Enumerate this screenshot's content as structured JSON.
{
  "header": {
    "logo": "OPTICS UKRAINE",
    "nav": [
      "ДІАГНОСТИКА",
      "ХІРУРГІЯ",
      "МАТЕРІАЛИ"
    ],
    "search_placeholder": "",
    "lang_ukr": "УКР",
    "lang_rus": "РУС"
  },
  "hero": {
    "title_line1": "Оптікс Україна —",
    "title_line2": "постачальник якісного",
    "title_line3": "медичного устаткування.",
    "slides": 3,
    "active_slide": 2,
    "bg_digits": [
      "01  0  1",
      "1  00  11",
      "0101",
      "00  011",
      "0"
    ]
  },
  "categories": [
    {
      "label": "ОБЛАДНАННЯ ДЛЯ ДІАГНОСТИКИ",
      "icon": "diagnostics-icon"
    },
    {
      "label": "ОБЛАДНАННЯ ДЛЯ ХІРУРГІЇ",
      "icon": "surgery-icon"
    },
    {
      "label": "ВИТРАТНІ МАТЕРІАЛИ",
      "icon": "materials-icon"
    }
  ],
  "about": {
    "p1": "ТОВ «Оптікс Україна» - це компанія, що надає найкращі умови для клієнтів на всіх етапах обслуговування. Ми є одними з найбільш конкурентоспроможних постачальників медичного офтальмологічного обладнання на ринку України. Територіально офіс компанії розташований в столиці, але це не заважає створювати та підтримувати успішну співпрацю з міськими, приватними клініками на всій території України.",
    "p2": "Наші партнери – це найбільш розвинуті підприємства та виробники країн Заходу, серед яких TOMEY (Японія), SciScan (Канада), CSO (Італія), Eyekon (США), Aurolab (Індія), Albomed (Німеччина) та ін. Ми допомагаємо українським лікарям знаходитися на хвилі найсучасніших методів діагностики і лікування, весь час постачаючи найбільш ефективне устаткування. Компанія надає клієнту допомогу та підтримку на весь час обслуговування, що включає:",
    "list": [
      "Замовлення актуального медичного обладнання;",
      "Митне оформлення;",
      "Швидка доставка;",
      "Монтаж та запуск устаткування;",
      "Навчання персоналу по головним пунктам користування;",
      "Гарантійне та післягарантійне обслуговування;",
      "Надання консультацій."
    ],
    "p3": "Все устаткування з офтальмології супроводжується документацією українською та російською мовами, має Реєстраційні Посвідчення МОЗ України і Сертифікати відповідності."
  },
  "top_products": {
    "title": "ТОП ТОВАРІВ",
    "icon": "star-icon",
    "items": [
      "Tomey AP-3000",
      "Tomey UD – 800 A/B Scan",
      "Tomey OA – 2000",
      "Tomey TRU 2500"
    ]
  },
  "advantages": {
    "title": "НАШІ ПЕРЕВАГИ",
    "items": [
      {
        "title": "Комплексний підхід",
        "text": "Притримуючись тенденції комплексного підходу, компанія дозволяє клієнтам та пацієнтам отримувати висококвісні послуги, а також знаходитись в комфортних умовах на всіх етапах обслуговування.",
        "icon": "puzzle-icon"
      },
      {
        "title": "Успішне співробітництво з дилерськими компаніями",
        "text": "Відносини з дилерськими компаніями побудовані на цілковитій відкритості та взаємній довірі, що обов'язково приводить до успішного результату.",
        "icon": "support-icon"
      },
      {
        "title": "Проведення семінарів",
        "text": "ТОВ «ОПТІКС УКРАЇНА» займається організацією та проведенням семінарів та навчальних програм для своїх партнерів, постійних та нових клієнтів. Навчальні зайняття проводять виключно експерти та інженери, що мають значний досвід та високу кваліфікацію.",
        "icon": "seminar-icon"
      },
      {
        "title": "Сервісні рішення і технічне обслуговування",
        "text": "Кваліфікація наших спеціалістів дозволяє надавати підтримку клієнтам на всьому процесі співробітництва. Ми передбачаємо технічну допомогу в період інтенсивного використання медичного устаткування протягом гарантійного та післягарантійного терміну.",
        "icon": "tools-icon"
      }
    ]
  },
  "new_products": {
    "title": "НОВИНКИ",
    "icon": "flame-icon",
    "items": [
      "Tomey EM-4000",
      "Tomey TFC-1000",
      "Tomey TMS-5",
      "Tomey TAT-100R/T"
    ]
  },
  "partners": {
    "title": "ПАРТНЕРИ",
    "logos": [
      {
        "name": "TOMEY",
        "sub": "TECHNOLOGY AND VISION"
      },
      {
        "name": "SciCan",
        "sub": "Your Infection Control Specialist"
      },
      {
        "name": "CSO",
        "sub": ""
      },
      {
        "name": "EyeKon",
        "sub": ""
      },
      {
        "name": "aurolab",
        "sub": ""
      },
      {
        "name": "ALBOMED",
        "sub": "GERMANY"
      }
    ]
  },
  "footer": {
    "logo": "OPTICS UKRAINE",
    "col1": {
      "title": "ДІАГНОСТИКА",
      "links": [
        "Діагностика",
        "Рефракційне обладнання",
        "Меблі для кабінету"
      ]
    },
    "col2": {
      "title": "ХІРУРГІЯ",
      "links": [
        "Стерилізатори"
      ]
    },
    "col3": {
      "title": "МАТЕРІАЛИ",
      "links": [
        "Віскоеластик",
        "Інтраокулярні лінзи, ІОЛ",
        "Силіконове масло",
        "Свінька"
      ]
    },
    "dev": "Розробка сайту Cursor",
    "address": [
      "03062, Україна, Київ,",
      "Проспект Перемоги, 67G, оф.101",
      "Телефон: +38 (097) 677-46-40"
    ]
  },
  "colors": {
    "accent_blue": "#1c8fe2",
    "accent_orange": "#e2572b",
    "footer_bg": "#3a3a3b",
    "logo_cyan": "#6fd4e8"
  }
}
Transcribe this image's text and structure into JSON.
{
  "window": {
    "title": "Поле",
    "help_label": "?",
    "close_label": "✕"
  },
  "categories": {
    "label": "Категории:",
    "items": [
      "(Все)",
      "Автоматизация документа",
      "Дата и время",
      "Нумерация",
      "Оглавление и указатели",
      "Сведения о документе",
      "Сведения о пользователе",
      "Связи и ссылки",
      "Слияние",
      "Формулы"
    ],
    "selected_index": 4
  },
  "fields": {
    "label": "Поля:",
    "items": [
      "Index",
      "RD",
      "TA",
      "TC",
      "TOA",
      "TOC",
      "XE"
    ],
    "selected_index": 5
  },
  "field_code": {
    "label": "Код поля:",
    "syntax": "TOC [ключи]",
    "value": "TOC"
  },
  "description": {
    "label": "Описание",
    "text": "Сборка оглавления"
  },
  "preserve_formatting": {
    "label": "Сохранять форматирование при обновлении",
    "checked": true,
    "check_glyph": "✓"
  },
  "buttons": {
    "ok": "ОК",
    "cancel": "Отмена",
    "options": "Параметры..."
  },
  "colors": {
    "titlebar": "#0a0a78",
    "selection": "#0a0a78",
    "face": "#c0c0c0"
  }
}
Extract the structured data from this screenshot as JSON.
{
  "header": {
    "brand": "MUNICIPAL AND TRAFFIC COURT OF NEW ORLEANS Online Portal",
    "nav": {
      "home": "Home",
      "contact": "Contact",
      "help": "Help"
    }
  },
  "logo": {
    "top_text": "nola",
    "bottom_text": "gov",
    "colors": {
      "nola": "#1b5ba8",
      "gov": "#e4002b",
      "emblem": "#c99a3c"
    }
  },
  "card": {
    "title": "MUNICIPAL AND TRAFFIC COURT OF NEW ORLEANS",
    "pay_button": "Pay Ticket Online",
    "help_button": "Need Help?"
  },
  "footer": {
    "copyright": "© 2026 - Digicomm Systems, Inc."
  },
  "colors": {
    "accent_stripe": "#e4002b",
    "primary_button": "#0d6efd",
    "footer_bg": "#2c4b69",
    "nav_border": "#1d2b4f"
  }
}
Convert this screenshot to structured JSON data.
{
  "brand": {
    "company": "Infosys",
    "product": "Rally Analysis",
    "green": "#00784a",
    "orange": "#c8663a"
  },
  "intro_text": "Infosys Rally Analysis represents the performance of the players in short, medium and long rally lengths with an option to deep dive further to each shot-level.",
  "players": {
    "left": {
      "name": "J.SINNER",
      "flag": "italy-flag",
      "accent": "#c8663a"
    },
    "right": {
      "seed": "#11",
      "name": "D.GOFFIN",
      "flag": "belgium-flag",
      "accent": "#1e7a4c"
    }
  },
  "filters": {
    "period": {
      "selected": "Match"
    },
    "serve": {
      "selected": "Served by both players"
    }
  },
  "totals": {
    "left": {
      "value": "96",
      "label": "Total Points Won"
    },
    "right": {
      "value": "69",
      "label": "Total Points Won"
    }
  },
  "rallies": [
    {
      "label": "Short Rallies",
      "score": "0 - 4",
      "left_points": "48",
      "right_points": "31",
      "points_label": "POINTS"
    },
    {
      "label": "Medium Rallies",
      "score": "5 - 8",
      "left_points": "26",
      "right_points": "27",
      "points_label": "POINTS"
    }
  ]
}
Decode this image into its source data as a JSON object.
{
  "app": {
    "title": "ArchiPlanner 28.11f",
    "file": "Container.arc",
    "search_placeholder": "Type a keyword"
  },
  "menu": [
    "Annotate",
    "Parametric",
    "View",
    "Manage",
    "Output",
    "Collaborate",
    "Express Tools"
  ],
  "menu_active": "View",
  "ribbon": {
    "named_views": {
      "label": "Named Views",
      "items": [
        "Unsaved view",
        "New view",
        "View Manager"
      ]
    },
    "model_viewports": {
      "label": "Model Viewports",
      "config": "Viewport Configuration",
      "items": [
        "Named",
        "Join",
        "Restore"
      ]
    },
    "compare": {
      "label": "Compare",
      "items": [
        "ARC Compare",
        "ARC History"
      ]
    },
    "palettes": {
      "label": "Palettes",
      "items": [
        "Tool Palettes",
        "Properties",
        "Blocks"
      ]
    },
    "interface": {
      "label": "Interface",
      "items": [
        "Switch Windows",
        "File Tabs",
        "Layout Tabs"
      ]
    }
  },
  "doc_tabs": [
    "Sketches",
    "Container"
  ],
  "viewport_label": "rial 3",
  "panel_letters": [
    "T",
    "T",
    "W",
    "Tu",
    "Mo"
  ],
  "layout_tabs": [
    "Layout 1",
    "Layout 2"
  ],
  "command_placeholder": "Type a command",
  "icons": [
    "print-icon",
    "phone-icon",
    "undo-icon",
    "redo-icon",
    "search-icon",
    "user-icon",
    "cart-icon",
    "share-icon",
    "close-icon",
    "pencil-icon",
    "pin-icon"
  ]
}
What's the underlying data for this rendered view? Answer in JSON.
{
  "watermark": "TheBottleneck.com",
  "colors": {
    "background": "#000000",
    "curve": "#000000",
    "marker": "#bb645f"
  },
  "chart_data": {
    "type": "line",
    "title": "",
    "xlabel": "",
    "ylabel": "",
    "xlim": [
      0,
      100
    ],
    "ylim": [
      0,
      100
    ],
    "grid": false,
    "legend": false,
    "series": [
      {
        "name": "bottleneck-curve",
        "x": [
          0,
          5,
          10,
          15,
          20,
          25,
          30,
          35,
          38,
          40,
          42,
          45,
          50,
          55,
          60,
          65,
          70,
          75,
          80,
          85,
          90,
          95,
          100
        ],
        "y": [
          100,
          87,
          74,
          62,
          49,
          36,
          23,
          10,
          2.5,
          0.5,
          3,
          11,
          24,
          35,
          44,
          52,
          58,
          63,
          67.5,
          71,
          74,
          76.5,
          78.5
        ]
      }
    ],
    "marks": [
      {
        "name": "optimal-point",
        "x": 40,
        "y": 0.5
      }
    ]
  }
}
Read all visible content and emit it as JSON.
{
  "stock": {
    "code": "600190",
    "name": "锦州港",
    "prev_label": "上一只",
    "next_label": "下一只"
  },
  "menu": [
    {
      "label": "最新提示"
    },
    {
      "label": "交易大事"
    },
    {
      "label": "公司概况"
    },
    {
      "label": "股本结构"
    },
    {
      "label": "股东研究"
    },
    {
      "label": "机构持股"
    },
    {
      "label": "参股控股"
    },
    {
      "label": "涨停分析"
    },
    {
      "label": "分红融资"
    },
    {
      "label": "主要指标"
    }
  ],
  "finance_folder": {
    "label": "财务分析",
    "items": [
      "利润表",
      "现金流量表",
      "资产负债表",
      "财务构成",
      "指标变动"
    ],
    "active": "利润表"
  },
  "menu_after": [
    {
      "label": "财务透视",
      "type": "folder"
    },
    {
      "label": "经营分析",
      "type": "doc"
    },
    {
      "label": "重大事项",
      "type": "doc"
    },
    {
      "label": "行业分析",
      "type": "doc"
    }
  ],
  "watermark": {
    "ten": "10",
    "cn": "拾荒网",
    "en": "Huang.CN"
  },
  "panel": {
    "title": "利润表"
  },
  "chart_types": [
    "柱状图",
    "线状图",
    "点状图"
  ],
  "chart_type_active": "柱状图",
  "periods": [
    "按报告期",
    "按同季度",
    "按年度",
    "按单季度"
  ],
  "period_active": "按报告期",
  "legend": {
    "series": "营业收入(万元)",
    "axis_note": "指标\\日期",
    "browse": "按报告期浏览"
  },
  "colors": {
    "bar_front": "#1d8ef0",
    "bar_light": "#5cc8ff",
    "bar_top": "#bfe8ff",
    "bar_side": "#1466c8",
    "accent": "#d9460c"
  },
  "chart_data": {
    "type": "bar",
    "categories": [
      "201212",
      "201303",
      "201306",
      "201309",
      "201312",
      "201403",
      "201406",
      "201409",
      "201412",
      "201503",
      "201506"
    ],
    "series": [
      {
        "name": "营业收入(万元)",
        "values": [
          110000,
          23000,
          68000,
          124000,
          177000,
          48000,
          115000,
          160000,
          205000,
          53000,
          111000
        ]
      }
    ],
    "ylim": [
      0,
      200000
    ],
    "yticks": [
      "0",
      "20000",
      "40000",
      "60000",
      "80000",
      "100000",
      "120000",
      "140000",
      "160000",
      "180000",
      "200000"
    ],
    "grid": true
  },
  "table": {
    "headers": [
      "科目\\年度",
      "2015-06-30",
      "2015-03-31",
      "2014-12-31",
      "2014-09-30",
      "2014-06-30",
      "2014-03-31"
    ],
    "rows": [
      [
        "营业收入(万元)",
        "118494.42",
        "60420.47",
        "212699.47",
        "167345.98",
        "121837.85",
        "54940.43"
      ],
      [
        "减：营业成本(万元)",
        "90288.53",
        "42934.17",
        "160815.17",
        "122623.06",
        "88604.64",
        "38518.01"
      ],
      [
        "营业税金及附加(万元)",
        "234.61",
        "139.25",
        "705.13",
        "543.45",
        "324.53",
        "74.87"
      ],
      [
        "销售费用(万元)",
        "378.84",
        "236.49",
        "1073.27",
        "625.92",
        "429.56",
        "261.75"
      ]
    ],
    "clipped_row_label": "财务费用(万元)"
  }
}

→ OBJECTIVE
Extract all lines from the material above that include the word "Analysis".

→ SOLUTION TO THIS TASK
    "product": "Rally Analysis",
  "intro_text": "Infosys Rally Analysis represents the performance of the players in short, medium and long rally lengths with an option to deep dive further to each shot-level.",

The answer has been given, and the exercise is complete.